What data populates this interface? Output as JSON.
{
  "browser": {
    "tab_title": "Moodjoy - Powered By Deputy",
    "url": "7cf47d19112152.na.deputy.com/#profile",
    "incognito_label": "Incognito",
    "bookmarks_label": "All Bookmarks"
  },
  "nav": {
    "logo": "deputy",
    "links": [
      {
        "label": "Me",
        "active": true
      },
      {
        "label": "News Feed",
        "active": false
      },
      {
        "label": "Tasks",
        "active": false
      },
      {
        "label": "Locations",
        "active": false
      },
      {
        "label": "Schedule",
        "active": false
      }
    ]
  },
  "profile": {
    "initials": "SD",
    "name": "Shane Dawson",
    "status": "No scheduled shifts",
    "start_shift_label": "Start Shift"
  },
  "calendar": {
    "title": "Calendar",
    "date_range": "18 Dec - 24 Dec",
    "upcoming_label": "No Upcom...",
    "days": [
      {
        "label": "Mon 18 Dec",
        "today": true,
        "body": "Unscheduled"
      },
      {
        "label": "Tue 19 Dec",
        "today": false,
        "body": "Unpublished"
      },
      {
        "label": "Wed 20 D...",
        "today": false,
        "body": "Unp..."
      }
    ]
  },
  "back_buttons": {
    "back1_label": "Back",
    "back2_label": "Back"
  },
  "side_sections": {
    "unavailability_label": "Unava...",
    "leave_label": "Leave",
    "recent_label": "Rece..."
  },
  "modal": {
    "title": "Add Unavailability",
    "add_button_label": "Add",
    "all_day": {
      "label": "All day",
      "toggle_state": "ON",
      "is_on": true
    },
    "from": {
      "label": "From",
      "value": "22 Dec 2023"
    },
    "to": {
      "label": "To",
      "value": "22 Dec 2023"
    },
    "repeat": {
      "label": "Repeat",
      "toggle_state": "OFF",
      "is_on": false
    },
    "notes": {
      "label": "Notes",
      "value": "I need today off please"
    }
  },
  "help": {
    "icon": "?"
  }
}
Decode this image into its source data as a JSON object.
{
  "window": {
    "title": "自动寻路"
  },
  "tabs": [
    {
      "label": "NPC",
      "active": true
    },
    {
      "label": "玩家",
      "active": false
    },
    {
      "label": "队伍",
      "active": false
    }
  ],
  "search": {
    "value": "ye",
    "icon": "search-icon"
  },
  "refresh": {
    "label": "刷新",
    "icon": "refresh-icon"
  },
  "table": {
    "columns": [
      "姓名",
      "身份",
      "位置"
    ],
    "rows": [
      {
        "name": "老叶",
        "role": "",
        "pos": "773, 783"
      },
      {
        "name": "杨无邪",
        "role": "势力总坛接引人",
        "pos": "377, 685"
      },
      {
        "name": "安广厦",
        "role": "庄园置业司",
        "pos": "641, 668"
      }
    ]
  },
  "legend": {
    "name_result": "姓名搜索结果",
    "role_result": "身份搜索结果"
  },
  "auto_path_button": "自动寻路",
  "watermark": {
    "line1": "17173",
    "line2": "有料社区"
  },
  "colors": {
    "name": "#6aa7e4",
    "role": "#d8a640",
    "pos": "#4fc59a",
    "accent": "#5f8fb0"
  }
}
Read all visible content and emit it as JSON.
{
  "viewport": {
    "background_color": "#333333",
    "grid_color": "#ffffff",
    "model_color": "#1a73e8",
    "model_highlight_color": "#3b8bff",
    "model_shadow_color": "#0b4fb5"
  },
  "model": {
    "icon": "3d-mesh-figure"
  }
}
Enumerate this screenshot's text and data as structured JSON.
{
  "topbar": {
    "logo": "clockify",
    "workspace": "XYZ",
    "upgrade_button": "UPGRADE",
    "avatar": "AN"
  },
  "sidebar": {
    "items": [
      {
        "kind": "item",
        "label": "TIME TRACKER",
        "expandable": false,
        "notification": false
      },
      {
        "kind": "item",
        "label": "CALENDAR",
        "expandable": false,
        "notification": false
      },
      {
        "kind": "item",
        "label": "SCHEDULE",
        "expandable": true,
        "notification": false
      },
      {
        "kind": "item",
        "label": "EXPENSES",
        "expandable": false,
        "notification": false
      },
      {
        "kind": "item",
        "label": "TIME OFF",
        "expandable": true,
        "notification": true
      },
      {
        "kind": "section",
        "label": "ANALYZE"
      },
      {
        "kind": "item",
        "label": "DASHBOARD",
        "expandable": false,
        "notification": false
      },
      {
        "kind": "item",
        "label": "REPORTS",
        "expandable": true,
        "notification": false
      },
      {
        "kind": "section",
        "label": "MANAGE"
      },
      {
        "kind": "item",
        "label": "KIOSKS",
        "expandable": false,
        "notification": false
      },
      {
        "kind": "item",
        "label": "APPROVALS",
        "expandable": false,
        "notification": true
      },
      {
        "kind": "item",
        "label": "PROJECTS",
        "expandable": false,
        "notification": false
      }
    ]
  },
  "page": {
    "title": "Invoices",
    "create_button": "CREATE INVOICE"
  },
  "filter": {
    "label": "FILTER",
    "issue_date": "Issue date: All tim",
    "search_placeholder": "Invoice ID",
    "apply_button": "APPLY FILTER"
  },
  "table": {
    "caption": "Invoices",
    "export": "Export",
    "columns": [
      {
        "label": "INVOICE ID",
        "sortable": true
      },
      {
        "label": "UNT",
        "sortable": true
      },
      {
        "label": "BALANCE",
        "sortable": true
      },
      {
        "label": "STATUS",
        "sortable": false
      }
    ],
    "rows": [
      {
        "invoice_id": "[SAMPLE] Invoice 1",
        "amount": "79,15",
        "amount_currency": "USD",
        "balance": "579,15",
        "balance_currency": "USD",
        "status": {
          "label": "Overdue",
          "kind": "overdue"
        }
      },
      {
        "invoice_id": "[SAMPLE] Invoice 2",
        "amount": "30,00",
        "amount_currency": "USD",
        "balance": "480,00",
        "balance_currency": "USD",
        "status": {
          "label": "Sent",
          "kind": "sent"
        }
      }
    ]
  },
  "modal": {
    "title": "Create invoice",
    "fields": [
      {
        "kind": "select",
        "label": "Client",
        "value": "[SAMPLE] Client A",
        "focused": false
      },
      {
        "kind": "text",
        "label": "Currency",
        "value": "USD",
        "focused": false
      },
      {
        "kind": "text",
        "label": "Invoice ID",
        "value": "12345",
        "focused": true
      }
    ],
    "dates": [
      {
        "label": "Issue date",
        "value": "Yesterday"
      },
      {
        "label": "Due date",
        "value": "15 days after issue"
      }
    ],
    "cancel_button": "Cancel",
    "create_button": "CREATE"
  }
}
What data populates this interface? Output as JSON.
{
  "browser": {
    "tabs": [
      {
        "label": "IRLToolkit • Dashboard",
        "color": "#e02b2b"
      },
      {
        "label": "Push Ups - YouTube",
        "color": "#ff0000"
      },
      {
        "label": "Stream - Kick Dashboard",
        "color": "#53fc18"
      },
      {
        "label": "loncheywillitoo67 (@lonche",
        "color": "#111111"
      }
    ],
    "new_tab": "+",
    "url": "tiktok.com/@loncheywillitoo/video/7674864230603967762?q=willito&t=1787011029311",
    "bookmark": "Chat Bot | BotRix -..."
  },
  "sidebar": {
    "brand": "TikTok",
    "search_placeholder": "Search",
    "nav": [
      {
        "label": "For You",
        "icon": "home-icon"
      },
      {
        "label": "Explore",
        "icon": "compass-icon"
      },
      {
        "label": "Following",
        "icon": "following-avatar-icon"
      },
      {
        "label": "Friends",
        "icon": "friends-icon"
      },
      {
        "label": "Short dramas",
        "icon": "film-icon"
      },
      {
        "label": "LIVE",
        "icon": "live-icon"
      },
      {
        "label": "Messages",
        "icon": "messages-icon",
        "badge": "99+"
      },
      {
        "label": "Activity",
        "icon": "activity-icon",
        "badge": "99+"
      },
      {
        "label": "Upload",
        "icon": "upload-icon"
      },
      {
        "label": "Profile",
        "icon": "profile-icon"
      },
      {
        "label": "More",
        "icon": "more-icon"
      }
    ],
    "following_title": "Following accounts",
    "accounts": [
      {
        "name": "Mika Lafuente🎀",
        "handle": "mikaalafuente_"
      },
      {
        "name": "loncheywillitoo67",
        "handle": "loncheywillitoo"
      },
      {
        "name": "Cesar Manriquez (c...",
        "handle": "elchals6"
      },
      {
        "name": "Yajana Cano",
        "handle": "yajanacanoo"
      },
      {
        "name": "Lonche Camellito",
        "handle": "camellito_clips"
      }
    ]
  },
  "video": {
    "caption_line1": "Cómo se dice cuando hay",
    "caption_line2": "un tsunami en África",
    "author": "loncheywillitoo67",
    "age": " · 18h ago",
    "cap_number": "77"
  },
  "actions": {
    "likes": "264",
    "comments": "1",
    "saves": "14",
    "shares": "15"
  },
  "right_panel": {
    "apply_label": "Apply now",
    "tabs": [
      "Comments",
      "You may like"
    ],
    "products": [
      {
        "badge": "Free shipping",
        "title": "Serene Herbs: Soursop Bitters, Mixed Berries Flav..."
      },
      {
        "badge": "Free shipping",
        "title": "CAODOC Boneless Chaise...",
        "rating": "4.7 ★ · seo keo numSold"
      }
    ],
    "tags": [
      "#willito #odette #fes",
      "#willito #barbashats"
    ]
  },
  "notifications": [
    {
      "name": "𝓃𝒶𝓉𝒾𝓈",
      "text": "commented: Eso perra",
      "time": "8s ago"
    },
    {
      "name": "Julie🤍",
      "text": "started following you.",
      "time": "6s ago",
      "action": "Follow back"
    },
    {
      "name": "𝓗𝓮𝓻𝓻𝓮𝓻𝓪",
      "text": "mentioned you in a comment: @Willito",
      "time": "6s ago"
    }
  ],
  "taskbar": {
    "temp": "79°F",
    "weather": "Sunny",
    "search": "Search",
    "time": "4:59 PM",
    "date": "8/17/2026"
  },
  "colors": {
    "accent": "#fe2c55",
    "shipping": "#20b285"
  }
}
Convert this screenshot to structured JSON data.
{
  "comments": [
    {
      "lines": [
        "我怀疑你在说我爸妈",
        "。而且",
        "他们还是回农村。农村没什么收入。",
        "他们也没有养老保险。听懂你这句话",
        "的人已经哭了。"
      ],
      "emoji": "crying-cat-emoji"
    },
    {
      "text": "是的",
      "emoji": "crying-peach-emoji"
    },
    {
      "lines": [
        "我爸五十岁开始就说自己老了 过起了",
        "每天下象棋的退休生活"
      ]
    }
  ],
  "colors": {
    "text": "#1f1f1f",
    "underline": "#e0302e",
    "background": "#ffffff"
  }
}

____________

Problem requirements: Collect each line containing the string "video".

Output for this exercise:
    "url": "tiktok.com/@loncheywillitoo/video/7674864230603967762?q=willito&t=1787011029311",
  "video": {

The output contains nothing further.